== WORK TO COMPLETE ==
Your task is to copy every line of this material exactly.

== SUPPLIED RECORDS ==
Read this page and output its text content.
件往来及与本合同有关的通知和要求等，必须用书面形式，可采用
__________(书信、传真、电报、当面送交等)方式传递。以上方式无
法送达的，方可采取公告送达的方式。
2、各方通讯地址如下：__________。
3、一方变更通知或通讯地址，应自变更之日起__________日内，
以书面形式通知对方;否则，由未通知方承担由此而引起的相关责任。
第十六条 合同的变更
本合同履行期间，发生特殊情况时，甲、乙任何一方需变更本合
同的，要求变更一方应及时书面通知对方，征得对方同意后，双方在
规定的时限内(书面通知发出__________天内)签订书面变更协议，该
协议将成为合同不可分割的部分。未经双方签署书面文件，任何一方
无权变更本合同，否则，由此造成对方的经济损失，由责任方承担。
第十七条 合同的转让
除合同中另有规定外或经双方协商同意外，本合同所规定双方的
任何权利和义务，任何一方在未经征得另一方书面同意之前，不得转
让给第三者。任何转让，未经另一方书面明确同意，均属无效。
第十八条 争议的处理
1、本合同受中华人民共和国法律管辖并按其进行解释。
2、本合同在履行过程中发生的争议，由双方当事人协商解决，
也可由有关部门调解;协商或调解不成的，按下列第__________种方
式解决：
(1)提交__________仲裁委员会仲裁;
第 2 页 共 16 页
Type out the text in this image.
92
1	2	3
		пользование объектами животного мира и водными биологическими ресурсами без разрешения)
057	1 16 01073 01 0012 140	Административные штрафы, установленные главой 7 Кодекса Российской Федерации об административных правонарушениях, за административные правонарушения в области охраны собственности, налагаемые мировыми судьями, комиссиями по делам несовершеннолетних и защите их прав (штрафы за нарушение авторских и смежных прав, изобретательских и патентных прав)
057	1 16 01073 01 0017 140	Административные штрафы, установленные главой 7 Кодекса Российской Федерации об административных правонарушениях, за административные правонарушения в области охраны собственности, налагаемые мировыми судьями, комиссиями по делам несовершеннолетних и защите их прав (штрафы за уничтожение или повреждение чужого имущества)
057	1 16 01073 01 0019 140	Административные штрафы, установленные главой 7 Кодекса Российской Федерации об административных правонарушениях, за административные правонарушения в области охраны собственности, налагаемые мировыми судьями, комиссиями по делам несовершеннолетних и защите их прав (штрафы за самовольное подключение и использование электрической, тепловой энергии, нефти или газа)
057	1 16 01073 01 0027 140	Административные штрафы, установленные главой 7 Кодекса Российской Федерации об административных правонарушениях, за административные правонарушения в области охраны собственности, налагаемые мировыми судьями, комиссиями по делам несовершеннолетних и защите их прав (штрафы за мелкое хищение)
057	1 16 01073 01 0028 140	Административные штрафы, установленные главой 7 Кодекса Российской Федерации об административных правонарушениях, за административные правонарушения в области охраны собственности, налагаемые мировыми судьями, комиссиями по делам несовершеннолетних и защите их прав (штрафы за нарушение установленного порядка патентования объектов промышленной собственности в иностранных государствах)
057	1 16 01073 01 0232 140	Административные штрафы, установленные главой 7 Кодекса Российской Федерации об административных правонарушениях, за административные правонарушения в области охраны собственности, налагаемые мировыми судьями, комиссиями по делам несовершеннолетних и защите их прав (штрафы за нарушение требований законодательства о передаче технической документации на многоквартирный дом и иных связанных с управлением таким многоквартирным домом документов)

== RESULT ==
Read this page and output its text content.
件往来及与本合同有关的通知和要求等，必须用书面形式，可采用
__________(书信、传真、电报、当面送交等)方式传递。以上方式无
法送达的，方可采取公告送达的方式。
2、各方通讯地址如下：__________。
3、一方变更通知或通讯地址，应自变更之日起__________日内，
以书面形式通知对方;否则，由未通知方承担由此而引起的相关责任。
第十六条 合同的变更
本合同履行期间，发生特殊情况时，甲、乙任何一方需变更本合
同的，要求变更一方应及时书面通知对方，征得对方同意后，双方在
规定的时限内(书面通知发出__________天内)签订书面变更协议，该
协议将成为合同不可分割的部分。未经双方签署书面文件，任何一方
无权变更本合同，否则，由此造成对方的经济损失，由责任方承担。
第十七条 合同的转让
除合同中另有规定外或经双方协商同意外，本合同所规定双方的
任何权利和义务，任何一方在未经征得另一方书面同意之前，不得转
让给第三者。任何转让，未经另一方书面明确同意，均属无效。
第十八条 争议的处理
1、本合同受中华人民共和国法律管辖并按其进行解释。
2、本合同在履行过程中发生的争议，由双方当事人协商解决，
也可由有关部门调解;协商或调解不成的，按下列第__________种方
式解决：
(1)提交__________仲裁委员会仲裁;
第 2 页 共 16 页
Type out the text in this image.
92
1	2	3
		пользование объектами животного мира и водными биологическими ресурсами без разрешения)
057	1 16 01073 01 0012 140	Административные штрафы, установленные главой 7 Кодекса Российской Федерации об административных правонарушениях, за административные правонарушения в области охраны собственности, налагаемые мировыми судьями, комиссиями по делам несовершеннолетних и защите их прав (штрафы за нарушение авторских и смежных прав, изобретательских и патентных прав)
057	1 16 01073 01 0017 140	Административные штрафы, установленные главой 7 Кодекса Российской Федерации об административных правонарушениях, за административные правонарушения в области охраны собственности, налагаемые мировыми судьями, комиссиями по делам несовершеннолетних и защите их прав (штрафы за уничтожение или повреждение чужого имущества)
057	1 16 01073 01 0019 140	Административные штрафы, установленные главой 7 Кодекса Российской Федерации об административных правонарушениях, за административные правонарушения в области охраны собственности, налагаемые мировыми судьями, комиссиями по делам несовершеннолетних и защите их прав (штрафы за самовольное подключение и использование электрической, тепловой энергии, нефти или газа)
057	1 16 01073 01 0027 140	Административные штрафы, установленные главой 7 Кодекса Российской Федерации об административных правонарушениях, за административные правонарушения в области охраны собственности, налагаемые мировыми судьями, комиссиями по делам несовершеннолетних и защите их прав (штрафы за мелкое хищение)
057	1 16 01073 01 0028 140	Административные штрафы, установленные главой 7 Кодекса Российской Федерации об административных правонарушениях, за административные правонарушения в области охраны собственности, налагаемые мировыми судьями, комиссиями по делам несовершеннолетних и защите их прав (штрафы за нарушение установленного порядка патентования объектов промышленной собственности в иностранных государствах)
057	1 16 01073 01 0232 140	Административные штрафы, установленные главой 7 Кодекса Российской Федерации об административных правонарушениях, за административные правонарушения в области охраны собственности, налагаемые мировыми судьями, комиссиями по делам несовершеннолетних и защите их прав (штрафы за нарушение требований законодательства о передаче технической документации на многоквартирный дом и иных связанных с управлением таким многоквартирным домом документов)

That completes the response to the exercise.